> **Given exercise**
Everything from the line containing "What text is on this page?" through the final line of the records must be transcribed verbatim; nothing else belongs in the result.

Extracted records
+===+
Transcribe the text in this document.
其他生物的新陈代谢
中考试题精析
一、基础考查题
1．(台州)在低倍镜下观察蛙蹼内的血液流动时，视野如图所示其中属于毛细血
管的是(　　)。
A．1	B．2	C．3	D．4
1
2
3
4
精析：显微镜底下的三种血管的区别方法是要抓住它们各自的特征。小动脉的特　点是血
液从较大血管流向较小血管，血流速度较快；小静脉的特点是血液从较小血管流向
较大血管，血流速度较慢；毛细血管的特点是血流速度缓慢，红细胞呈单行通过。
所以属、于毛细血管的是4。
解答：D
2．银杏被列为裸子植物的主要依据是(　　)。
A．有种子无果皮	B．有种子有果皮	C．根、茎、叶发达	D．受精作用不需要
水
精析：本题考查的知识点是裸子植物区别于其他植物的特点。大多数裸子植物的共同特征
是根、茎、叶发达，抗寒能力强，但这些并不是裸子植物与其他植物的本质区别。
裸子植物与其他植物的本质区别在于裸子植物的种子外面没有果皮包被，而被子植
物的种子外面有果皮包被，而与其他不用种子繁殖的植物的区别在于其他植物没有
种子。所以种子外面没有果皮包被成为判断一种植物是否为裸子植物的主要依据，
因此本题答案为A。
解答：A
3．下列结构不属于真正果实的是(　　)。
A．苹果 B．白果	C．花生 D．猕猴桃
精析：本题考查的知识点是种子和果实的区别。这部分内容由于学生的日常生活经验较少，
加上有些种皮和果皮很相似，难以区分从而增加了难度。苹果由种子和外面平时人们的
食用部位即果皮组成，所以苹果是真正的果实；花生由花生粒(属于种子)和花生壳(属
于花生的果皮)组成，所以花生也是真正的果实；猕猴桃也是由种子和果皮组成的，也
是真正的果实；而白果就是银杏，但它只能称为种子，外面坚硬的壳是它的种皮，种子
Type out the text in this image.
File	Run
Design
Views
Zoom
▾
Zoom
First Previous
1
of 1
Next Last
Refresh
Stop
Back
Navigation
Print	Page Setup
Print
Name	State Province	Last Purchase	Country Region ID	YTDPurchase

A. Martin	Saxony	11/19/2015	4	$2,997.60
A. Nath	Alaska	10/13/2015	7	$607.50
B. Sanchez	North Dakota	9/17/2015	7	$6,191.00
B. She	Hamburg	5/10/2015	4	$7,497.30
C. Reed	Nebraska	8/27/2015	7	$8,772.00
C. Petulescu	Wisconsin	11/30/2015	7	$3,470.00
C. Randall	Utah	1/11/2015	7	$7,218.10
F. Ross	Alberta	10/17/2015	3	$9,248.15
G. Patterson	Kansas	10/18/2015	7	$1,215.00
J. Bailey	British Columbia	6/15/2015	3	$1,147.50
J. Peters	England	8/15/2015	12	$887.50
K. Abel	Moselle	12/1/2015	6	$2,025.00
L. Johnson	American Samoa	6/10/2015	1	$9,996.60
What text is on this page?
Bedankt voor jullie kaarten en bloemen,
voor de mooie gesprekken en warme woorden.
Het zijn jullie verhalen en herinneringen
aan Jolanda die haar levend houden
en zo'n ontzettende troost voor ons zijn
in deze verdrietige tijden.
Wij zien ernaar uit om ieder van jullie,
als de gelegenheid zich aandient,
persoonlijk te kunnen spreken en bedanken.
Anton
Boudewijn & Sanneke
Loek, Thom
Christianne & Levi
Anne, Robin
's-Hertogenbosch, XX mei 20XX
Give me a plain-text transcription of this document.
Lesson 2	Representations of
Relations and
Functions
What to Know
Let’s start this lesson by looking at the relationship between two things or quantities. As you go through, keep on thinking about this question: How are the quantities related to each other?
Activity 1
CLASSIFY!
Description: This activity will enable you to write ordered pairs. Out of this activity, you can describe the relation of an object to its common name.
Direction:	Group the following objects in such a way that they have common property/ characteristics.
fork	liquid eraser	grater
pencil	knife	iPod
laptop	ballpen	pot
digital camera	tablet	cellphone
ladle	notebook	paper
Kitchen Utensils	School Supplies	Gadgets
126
+===+
> **Exercise output**
What text is on this page?
Bedankt voor jullie kaarten en bloemen,
voor de mooie gesprekken en warme woorden.
Het zijn jullie verhalen en herinneringen
aan Jolanda die haar levend houden
en zo'n ontzettende troost voor ons zijn
in deze verdrietige tijden.
Wij zien ernaar uit om ieder van jullie,
als de gelegenheid zich aandient,
persoonlijk te kunnen spreken en bedanken.
Anton
Boudewijn & Sanneke
Loek, Thom
Christianne & Levi
Anne, Robin
's-Hertogenbosch, XX mei 20XX
Give me a plain-text transcription of this document.
Lesson 2	Representations of
Relations and
Functions
What to Know
Let’s start this lesson by looking at the relationship between two things or quantities. As you go through, keep on thinking about this question: How are the quantities related to each other?
Activity 1
CLASSIFY!
Description: This activity will enable you to write ordered pairs. Out of this activity, you can describe the relation of an object to its common name.
Direction:	Group the following objects in such a way that they have common property/ characteristics.
fork	liquid eraser	grater
pencil	knife	iPod
laptop	ballpen	pot
digital camera	tablet	cellphone
ladle	notebook	paper
Kitchen Utensils	School Supplies	Gadgets
126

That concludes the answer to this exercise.